Given problem: Collect all the lines that mention the word "только".

The data:
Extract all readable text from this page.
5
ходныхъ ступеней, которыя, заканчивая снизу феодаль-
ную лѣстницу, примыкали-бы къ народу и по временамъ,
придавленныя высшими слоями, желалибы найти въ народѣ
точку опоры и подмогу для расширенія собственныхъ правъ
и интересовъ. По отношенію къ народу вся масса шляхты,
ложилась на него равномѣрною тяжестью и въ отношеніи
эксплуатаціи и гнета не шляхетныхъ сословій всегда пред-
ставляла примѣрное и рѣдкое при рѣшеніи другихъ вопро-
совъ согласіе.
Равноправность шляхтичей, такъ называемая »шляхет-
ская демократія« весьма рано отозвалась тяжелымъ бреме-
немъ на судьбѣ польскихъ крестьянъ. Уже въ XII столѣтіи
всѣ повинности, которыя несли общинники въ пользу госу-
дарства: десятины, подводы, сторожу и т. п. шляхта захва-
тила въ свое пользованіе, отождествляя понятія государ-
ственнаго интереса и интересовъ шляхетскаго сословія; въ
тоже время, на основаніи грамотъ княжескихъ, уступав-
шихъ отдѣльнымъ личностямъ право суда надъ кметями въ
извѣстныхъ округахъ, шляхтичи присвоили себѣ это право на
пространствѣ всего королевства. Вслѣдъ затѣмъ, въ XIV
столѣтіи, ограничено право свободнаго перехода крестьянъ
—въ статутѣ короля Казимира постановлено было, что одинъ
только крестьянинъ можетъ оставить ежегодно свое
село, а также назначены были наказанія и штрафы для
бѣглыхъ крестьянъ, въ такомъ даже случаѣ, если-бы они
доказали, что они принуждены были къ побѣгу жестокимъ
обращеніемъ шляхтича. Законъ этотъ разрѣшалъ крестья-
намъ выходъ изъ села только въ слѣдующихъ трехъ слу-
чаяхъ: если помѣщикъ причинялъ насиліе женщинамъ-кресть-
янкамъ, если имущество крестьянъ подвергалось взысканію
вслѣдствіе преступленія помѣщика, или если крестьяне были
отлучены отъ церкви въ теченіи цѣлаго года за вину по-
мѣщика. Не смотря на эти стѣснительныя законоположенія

Task result:
только крестьянинъ можетъ оставить ежегодно свое
намъ выходъ изъ села только въ слѣдующихъ трехъ слу-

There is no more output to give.